◆ Prompt
Output the records. Match them exactly.
** START OF Source data **
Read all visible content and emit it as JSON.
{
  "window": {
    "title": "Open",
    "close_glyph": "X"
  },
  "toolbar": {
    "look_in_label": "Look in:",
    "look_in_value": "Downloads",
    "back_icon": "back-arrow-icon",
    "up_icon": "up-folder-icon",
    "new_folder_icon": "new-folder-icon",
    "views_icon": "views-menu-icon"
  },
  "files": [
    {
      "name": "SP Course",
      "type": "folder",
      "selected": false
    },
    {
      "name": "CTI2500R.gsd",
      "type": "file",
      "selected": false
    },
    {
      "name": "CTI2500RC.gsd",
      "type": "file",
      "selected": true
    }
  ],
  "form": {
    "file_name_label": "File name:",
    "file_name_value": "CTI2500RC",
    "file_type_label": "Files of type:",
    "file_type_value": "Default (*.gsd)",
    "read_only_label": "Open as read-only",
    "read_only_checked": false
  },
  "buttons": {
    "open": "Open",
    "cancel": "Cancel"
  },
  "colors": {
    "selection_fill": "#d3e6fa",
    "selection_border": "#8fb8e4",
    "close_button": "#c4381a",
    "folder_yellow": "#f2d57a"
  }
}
** END OF Source data **
◆ Written answer
Read all visible content and emit it as JSON.
{
  "window": {
    "title": "Open",
    "close_glyph": "X"
  },
  "toolbar": {
    "look_in_label": "Look in:",
    "look_in_value": "Downloads",
    "back_icon": "back-arrow-icon",
    "up_icon": "up-folder-icon",
    "new_folder_icon": "new-folder-icon",
    "views_icon": "views-menu-icon"
  },
  "files": [
    {
      "name": "SP Course",
      "type": "folder",
      "selected": false
    },
    {
      "name": "CTI2500R.gsd",
      "type": "file",
      "selected": false
    },
    {
      "name": "CTI2500RC.gsd",
      "type": "file",
      "selected": true
    }
  ],
  "form": {
    "file_name_label": "File name:",
    "file_name_value": "CTI2500RC",
    "file_type_label": "Files of type:",
    "file_type_value": "Default (*.gsd)",
    "read_only_label": "Open as read-only",
    "read_only_checked": false
  },
  "buttons": {
    "open": "Open",
    "cancel": "Cancel"
  },
  "colors": {
    "selection_fill": "#d3e6fa",
    "selection_border": "#8fb8e4",
    "close_button": "#c4381a",
    "folder_yellow": "#f2d57a"
  }
}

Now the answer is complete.